(Excerpts from a figure dataset)
-- BEGIN --
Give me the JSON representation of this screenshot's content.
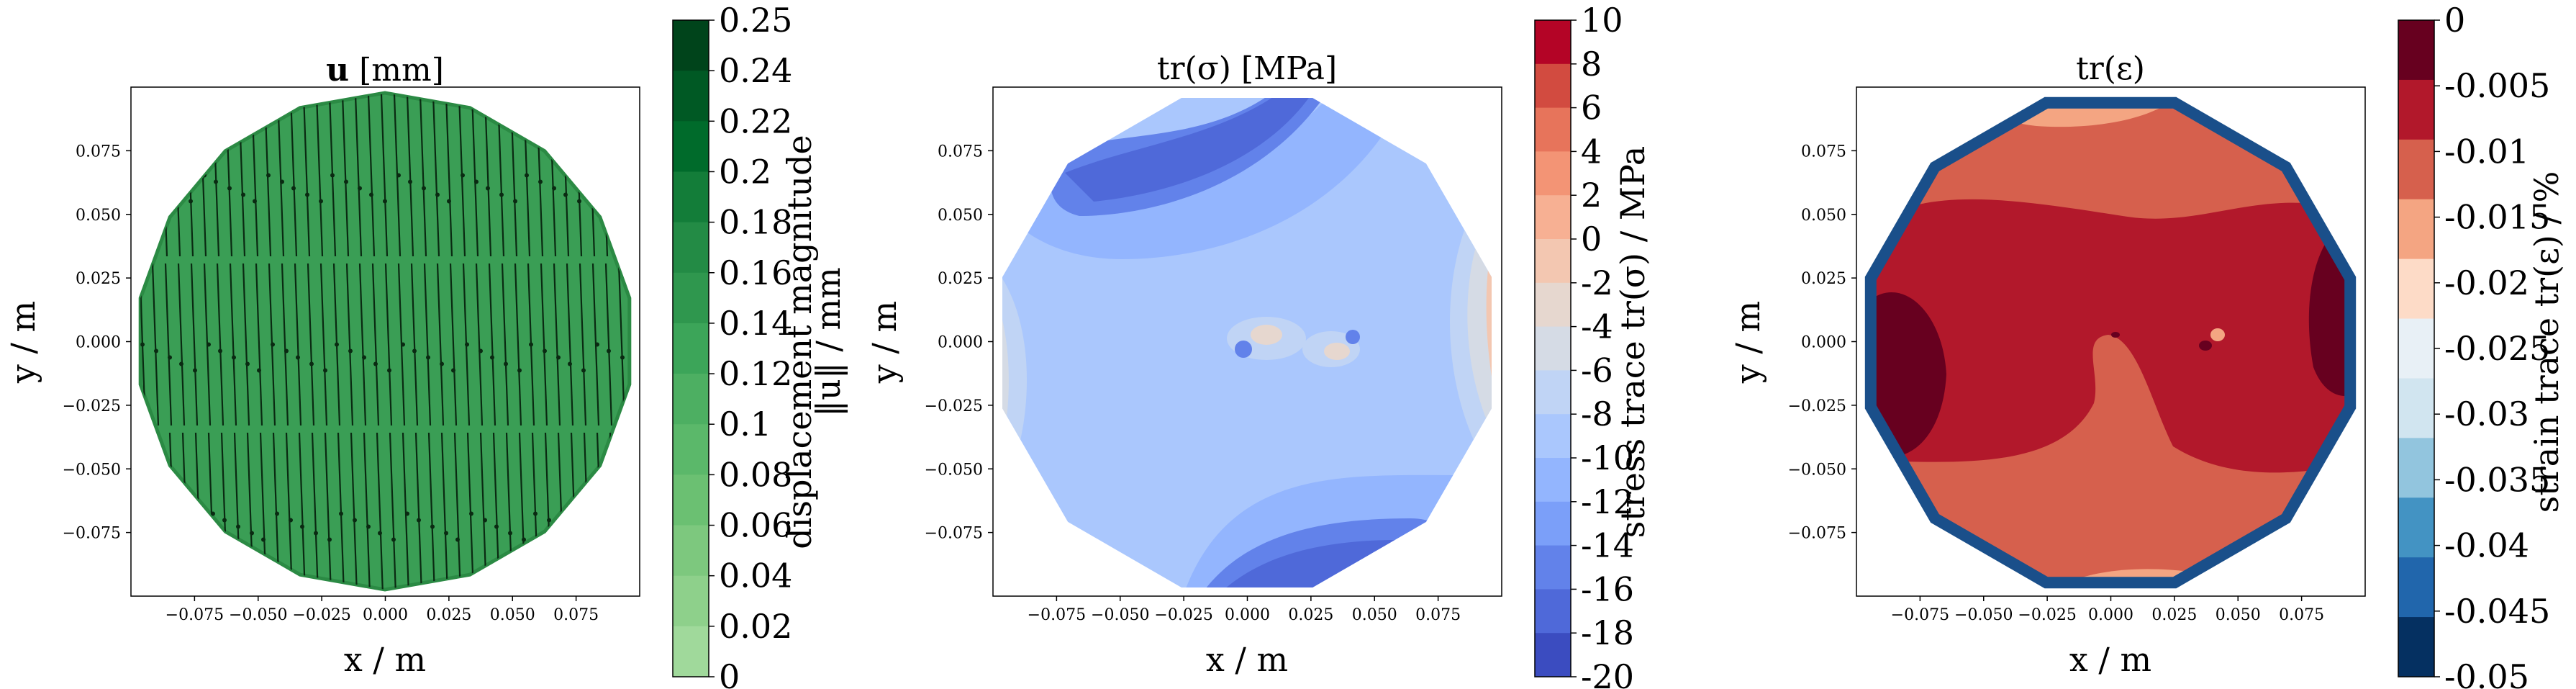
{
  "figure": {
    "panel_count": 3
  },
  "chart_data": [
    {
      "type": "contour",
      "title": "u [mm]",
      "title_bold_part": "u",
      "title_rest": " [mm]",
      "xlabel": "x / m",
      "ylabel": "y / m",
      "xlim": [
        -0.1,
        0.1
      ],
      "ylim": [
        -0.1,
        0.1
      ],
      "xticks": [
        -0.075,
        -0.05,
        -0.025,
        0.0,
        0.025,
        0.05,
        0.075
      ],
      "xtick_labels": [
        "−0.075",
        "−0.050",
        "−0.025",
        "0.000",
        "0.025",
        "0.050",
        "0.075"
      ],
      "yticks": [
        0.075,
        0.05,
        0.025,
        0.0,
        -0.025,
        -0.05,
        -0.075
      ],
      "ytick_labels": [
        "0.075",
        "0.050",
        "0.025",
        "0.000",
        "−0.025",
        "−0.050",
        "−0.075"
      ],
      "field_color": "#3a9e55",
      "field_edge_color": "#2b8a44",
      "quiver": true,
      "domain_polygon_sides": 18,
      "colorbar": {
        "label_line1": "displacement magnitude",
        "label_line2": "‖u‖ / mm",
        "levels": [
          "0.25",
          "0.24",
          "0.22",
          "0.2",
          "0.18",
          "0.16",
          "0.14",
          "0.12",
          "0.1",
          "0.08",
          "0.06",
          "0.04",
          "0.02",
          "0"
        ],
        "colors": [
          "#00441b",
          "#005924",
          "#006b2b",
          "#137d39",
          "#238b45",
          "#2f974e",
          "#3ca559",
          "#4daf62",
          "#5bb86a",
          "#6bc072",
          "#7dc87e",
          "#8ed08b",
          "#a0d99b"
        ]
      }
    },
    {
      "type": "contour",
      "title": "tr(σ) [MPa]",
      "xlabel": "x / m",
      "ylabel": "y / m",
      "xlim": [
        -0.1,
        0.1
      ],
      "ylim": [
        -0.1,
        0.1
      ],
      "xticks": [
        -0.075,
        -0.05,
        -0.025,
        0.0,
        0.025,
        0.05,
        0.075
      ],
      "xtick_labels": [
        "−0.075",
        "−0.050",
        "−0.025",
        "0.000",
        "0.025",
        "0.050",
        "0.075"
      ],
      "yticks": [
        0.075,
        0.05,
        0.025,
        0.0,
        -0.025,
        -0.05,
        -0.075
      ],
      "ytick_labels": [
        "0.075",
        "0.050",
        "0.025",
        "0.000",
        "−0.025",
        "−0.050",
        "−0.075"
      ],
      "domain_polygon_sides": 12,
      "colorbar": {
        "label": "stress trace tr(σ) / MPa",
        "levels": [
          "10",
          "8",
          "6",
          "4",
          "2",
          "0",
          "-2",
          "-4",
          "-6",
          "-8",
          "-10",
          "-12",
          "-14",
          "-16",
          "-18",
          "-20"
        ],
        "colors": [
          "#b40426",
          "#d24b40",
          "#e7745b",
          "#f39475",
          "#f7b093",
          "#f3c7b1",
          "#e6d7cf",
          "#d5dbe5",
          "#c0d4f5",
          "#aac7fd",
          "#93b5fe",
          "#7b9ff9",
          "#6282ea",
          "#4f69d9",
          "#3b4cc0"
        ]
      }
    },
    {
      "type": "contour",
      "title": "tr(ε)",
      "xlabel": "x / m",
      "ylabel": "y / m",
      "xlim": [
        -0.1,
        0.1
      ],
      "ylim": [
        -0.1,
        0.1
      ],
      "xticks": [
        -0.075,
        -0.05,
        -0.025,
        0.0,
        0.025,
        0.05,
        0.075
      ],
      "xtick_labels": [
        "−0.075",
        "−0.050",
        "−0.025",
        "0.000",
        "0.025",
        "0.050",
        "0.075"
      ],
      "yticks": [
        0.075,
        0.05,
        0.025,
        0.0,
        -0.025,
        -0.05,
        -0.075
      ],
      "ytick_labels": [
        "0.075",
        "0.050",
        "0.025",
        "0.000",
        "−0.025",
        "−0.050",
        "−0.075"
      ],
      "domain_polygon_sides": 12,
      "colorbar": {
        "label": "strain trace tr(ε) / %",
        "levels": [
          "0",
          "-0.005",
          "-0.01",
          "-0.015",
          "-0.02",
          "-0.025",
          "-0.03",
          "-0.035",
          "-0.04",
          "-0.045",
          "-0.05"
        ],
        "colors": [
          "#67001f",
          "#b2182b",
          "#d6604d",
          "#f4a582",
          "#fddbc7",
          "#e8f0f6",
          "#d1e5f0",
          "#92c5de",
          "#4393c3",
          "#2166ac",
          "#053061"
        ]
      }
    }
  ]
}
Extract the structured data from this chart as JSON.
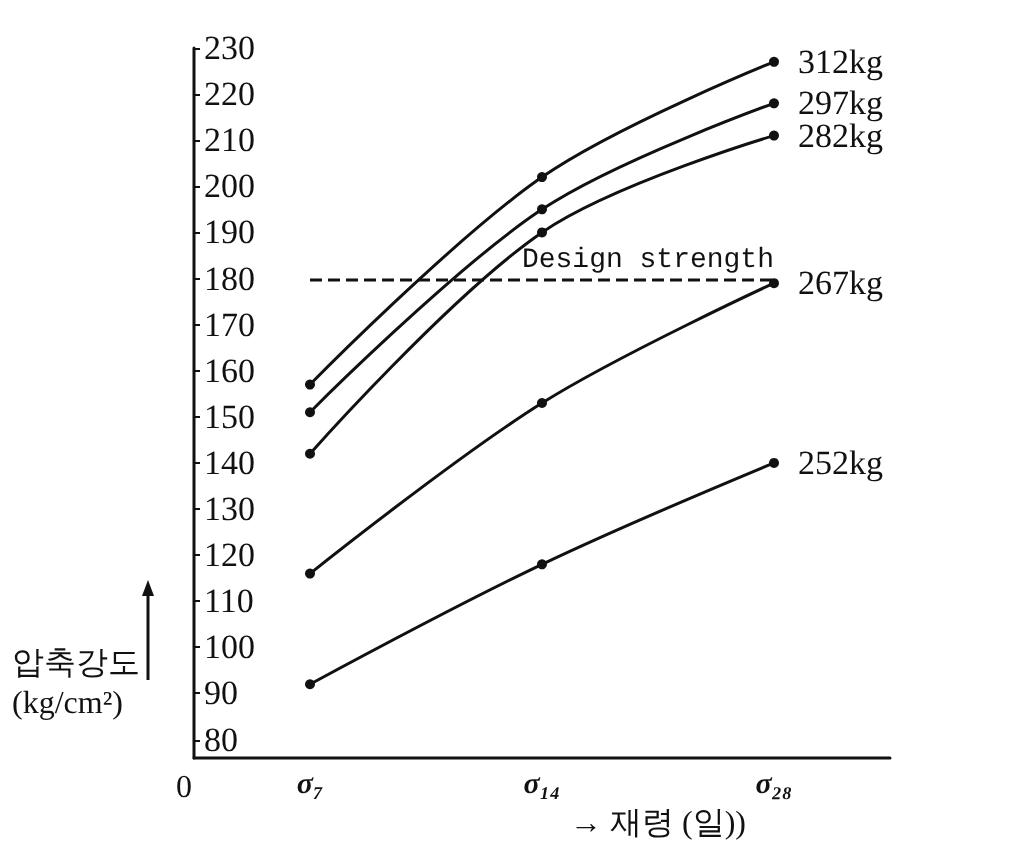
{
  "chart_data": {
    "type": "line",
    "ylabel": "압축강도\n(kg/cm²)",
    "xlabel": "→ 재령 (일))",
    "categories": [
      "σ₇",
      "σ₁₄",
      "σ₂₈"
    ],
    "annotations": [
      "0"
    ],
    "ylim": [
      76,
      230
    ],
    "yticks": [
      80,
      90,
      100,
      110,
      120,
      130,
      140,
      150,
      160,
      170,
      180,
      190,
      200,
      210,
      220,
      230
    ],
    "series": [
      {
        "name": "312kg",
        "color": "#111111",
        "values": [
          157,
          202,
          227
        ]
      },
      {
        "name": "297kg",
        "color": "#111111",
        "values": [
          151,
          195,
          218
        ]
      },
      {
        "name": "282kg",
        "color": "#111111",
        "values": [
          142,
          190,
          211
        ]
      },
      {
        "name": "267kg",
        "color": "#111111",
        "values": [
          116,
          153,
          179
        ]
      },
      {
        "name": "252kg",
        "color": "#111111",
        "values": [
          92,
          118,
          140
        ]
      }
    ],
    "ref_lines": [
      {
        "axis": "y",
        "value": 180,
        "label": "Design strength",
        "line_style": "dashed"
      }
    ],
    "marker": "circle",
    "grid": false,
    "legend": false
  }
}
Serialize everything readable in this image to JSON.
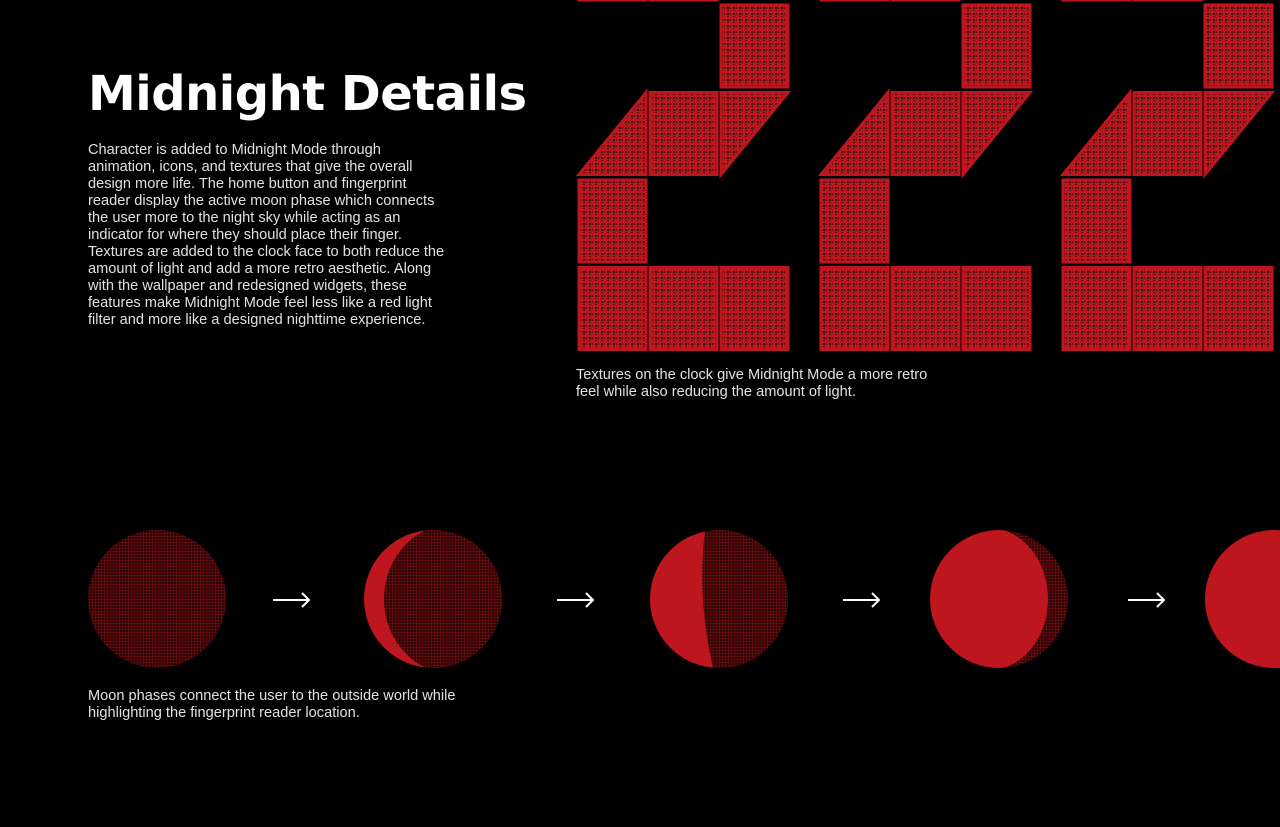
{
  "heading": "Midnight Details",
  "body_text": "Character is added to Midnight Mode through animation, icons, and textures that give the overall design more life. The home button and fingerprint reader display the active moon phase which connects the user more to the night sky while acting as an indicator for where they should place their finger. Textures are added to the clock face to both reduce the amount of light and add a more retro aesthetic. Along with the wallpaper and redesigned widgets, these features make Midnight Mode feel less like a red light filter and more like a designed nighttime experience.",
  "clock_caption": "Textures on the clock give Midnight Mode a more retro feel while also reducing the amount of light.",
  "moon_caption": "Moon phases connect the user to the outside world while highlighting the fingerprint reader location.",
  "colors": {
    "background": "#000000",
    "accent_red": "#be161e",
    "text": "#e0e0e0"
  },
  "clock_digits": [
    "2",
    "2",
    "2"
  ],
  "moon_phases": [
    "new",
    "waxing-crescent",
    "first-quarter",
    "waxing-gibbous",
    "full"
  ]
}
-- END --
▸ What this task involves: Take the entries shown above and quote them verbatim, passing over the pictures.

▸ Correct answer:
Give me the JSON representation of this screenshot's content.
{
  "figure": {
    "panel_count": 3
  },
  "chart_data": [
    {
      "type": "contour",
      "title": "u [mm]",
      "title_bold_part": "u",
      "title_rest": " [mm]",
      "xlabel": "x / m",
      "ylabel": "y / m",
      "xlim": [
        -0.1,
        0.1
      ],
      "ylim": [
        -0.1,
        0.1
      ],
      "xticks": [
        -0.075,
        -0.05,
        -0.025,
        0.0,
        0.025,
        0.05,
        0.075
      ],
      "xtick_labels": [
        "−0.075",
        "−0.050",
        "−0.025",
        "0.000",
        "0.025",
        "0.050",
        "0.075"
      ],
      "yticks": [
        0.075,
        0.05,
        0.025,
        0.0,
        -0.025,
        -0.05,
        -0.075
      ],
      "ytick_labels": [
        "0.075",
        "0.050",
        "0.025",
        "0.000",
        "−0.025",
        "−0.050",
        "−0.075"
      ],
      "field_color": "#3a9e55",
      "field_edge_color": "#2b8a44",
      "quiver": true,
      "domain_polygon_sides": 18,
      "colorbar": {
        "label_line1": "displacement magnitude",
        "label_line2": "‖u‖ / mm",
        "levels": [
          "0.25",
          "0.24",
          "0.22",
          "0.2",
          "0.18",
          "0.16",
          "0.14",
          "0.12",
          "0.1",
          "0.08",
          "0.06",
          "0.04",
          "0.02",
          "0"
        ],
        "colors": [
          "#00441b",
          "#005924",
          "#006b2b",
          "#137d39",
          "#238b45",
          "#2f974e",
          "#3ca559",
          "#4daf62",
          "#5bb86a",
          "#6bc072",
          "#7dc87e",
          "#8ed08b",
          "#a0d99b"
        ]
      }
    },
    {
      "type": "contour",
      "title": "tr(σ) [MPa]",
      "xlabel": "x / m",
      "ylabel": "y / m",
      "xlim": [
        -0.1,
        0.1
      ],
      "ylim": [
        -0.1,
        0.1
      ],
      "xticks": [
        -0.075,
        -0.05,
        -0.025,
        0.0,
        0.025,
        0.05,
        0.075
      ],
      "xtick_labels": [
        "−0.075",
        "−0.050",
        "−0.025",
        "0.000",
        "0.025",
        "0.050",
        "0.075"
      ],
      "yticks": [
        0.075,
        0.05,
        0.025,
        0.0,
        -0.025,
        -0.05,
        -0.075
      ],
      "ytick_labels": [
        "0.075",
        "0.050",
        "0.025",
        "0.000",
        "−0.025",
        "−0.050",
        "−0.075"
      ],
      "domain_polygon_sides": 12,
      "colorbar": {
        "label": "stress trace tr(σ) / MPa",
        "levels": [
          "10",
          "8",
          "6",
          "4",
          "2",
          "0",
          "-2",
          "-4",
          "-6",
          "-8",
          "-10",
          "-12",
          "-14",
          "-16",
          "-18",
          "-20"
        ],
        "colors": [
          "#b40426",
          "#d24b40",
          "#e7745b",
          "#f39475",
          "#f7b093",
          "#f3c7b1",
          "#e6d7cf",
          "#d5dbe5",
          "#c0d4f5",
          "#aac7fd",
          "#93b5fe",
          "#7b9ff9",
          "#6282ea",
          "#4f69d9",
          "#3b4cc0"
        ]
      }
    },
    {
      "type": "contour",
      "title": "tr(ε)",
      "xlabel": "x / m",
      "ylabel": "y / m",
      "xlim": [
        -0.1,
        0.1
      ],
      "ylim": [
        -0.1,
        0.1
      ],
      "xticks": [
        -0.075,
        -0.05,
        -0.025,
        0.0,
        0.025,
        0.05,
        0.075
      ],
      "xtick_labels": [
        "−0.075",
        "−0.050",
        "−0.025",
        "0.000",
        "0.025",
        "0.050",
        "0.075"
      ],
      "yticks": [
        0.075,
        0.05,
        0.025,
        0.0,
        -0.025,
        -0.05,
        -0.075
      ],
      "ytick_labels": [
        "0.075",
        "0.050",
        "0.025",
        "0.000",
        "−0.025",
        "−0.050",
        "−0.075"
      ],
      "domain_polygon_sides": 12,
      "colorbar": {
        "label": "strain trace tr(ε) / %",
        "levels": [
          "0",
          "-0.005",
          "-0.01",
          "-0.015",
          "-0.02",
          "-0.025",
          "-0.03",
          "-0.035",
          "-0.04",
          "-0.045",
          "-0.05"
        ],
        "colors": [
          "#67001f",
          "#b2182b",
          "#d6604d",
          "#f4a582",
          "#fddbc7",
          "#e8f0f6",
          "#d1e5f0",
          "#92c5de",
          "#4393c3",
          "#2166ac",
          "#053061"
        ]
      }
    }
  ]
}
Extract the structured data from this chart as JSON.
{
  "chart_data": {
    "type": "line",
    "ylabel": "압축강도\n(kg/cm²)",
    "xlabel": "→ 재령 (일))",
    "categories": [
      "σ₇",
      "σ₁₄",
      "σ₂₈"
    ],
    "annotations": [
      "0"
    ],
    "ylim": [
      76,
      230
    ],
    "yticks": [
      80,
      90,
      100,
      110,
      120,
      130,
      140,
      150,
      160,
      170,
      180,
      190,
      200,
      210,
      220,
      230
    ],
    "series": [
      {
        "name": "312kg",
        "color": "#111111",
        "values": [
          157,
          202,
          227
        ]
      },
      {
        "name": "297kg",
        "color": "#111111",
        "values": [
          151,
          195,
          218
        ]
      },
      {
        "name": "282kg",
        "color": "#111111",
        "values": [
          142,
          190,
          211
        ]
      },
      {
        "name": "267kg",
        "color": "#111111",
        "values": [
          116,
          153,
          179
        ]
      },
      {
        "name": "252kg",
        "color": "#111111",
        "values": [
          92,
          118,
          140
        ]
      }
    ],
    "ref_lines": [
      {
        "axis": "y",
        "value": 180,
        "label": "Design strength",
        "line_style": "dashed"
      }
    ],
    "marker": "circle",
    "grid": false,
    "legend": false
  }
}
Serialize everything readable in this image to JSON.
{
  "heading": "Midnight Details",
  "body_text": "Character is added to Midnight Mode through animation, icons, and textures that give the overall design more life. The home button and fingerprint reader display the active moon phase which connects the user more to the night sky while acting as an indicator for where they should place their finger. Textures are added to the clock face to both reduce the amount of light and add a more retro aesthetic. Along with the wallpaper and redesigned widgets, these features make Midnight Mode feel less like a red light filter and more like a designed nighttime experience.",
  "clock_caption": "Textures on the clock give Midnight Mode a more retro feel while also reducing the amount of light.",
  "moon_caption": "Moon phases connect the user to the outside world while highlighting the fingerprint reader location.",
  "colors": {
    "background": "#000000",
    "accent_red": "#be161e",
    "text": "#e0e0e0"
  },
  "clock_digits": [
    "2",
    "2",
    "2"
  ],
  "moon_phases": [
    "new",
    "waxing-crescent",
    "first-quarter",
    "waxing-gibbous",
    "full"
  ]
}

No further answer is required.